Figure content listings:
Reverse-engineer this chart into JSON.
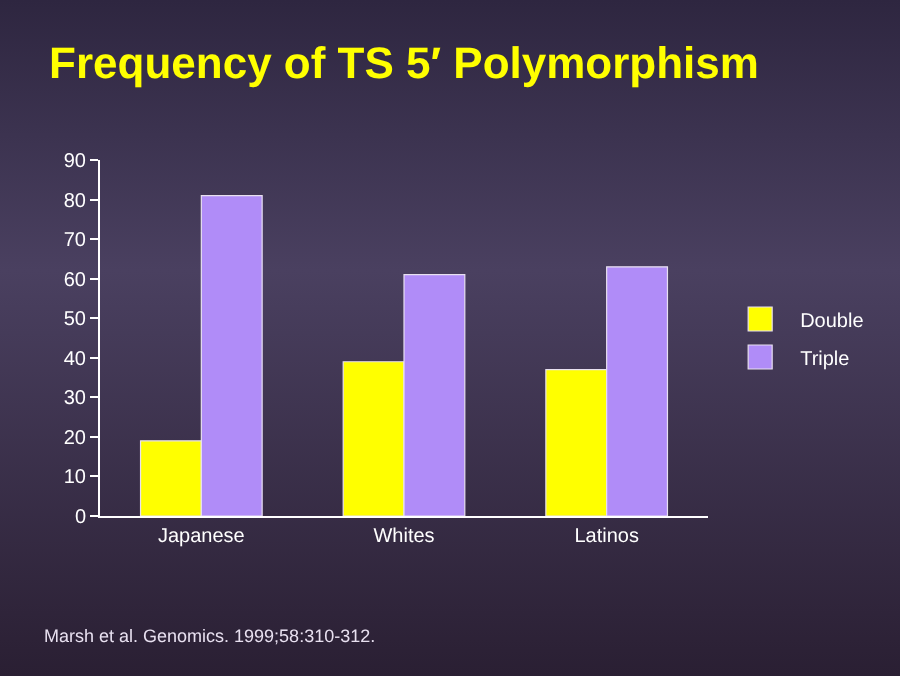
{
  "chart_data": {
    "type": "bar",
    "title": "Frequency of TS 5′ Polymorphism",
    "categories": [
      "Japanese",
      "Whites",
      "Latinos"
    ],
    "series": [
      {
        "name": "Double",
        "color": "#ffff00",
        "values": [
          19,
          39,
          37
        ]
      },
      {
        "name": "Triple",
        "color": "#b08cf8",
        "values": [
          81,
          61,
          63
        ]
      }
    ],
    "ylim": [
      0,
      90
    ],
    "yticks": [
      0,
      10,
      20,
      30,
      40,
      50,
      60,
      70,
      80,
      90
    ],
    "grid": false,
    "legend": "right",
    "annotations": [
      "Marsh et al. Genomics. 1999;58:310-312."
    ]
  }
}
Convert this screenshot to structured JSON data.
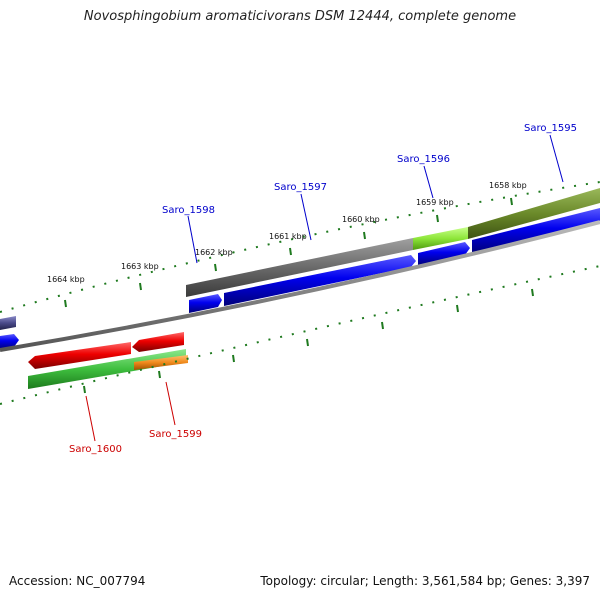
{
  "title": "Novosphingobium aromaticivorans DSM 12444, complete genome",
  "footer": {
    "accession": "Accession: NC_007794",
    "summary": "Topology: circular; Length: 3,561,584 bp; Genes: 3,397"
  },
  "kbp_labels": [
    "1658 kbp",
    "1659 kbp",
    "1660 kbp",
    "1661 kbp",
    "1662 kbp",
    "1663 kbp",
    "1664 kbp"
  ],
  "genes_forward": [
    {
      "name": "Saro_1595",
      "color": "#0000cc"
    },
    {
      "name": "Saro_1596",
      "color": "#0000cc"
    },
    {
      "name": "Saro_1597",
      "color": "#0000cc"
    },
    {
      "name": "Saro_1598",
      "color": "#0000cc"
    }
  ],
  "genes_reverse": [
    {
      "name": "Saro_1599",
      "color": "#cc0000"
    },
    {
      "name": "Saro_1600",
      "color": "#cc0000"
    }
  ],
  "colors": {
    "forward_gene": "#0000ee",
    "reverse_gene": "#ee0000",
    "backbone": "#888888",
    "tick": "#1f7a1f",
    "cog_gray": "#707070",
    "cog_lime": "#8ee63a",
    "cog_olive": "#6b8a2a",
    "cog_green": "#3fbf3f",
    "cog_orange": "#f08a1c",
    "cog_purple": "#4a4a8a"
  }
}
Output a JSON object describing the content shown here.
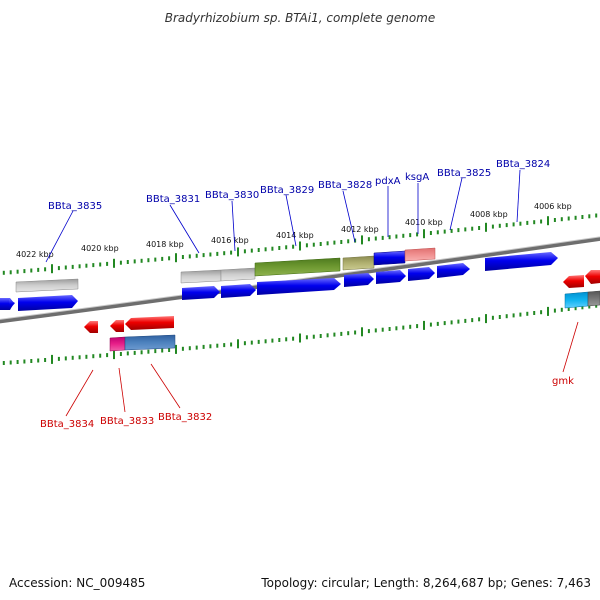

Work to be completed: Repeat the data above in full and exactly. Omit every image.

Output for this task:
Reverse-engineer this chart into JSON.
{
  "chart_data": {
    "type": "bar",
    "title": "Frequency of TS 5′ Polymorphism",
    "categories": [
      "Japanese",
      "Whites",
      "Latinos"
    ],
    "series": [
      {
        "name": "Double",
        "color": "#ffff00",
        "values": [
          19,
          39,
          37
        ]
      },
      {
        "name": "Triple",
        "color": "#b08cf8",
        "values": [
          81,
          61,
          63
        ]
      }
    ],
    "ylim": [
      0,
      90
    ],
    "yticks": [
      0,
      10,
      20,
      30,
      40,
      50,
      60,
      70,
      80,
      90
    ],
    "grid": false,
    "legend": "right",
    "annotations": [
      "Marsh et al. Genomics. 1999;58:310-312."
    ]
  }
}
Convert this screenshot to structured JSON data.
{
  "title": "Novosphingobium aromaticivorans DSM 12444, complete genome",
  "footer": {
    "accession": "Accession: NC_007794",
    "summary": "Topology: circular; Length: 3,561,584 bp; Genes: 3,397"
  },
  "kbp_labels": [
    "1658 kbp",
    "1659 kbp",
    "1660 kbp",
    "1661 kbp",
    "1662 kbp",
    "1663 kbp",
    "1664 kbp"
  ],
  "genes_forward": [
    {
      "name": "Saro_1595",
      "color": "#0000cc"
    },
    {
      "name": "Saro_1596",
      "color": "#0000cc"
    },
    {
      "name": "Saro_1597",
      "color": "#0000cc"
    },
    {
      "name": "Saro_1598",
      "color": "#0000cc"
    }
  ],
  "genes_reverse": [
    {
      "name": "Saro_1599",
      "color": "#cc0000"
    },
    {
      "name": "Saro_1600",
      "color": "#cc0000"
    }
  ],
  "colors": {
    "forward_gene": "#0000ee",
    "reverse_gene": "#ee0000",
    "backbone": "#888888",
    "tick": "#1f7a1f",
    "cog_gray": "#707070",
    "cog_lime": "#8ee63a",
    "cog_olive": "#6b8a2a",
    "cog_green": "#3fbf3f",
    "cog_orange": "#f08a1c",
    "cog_purple": "#4a4a8a"
  }
}
Output a JSON object describing the content shown here.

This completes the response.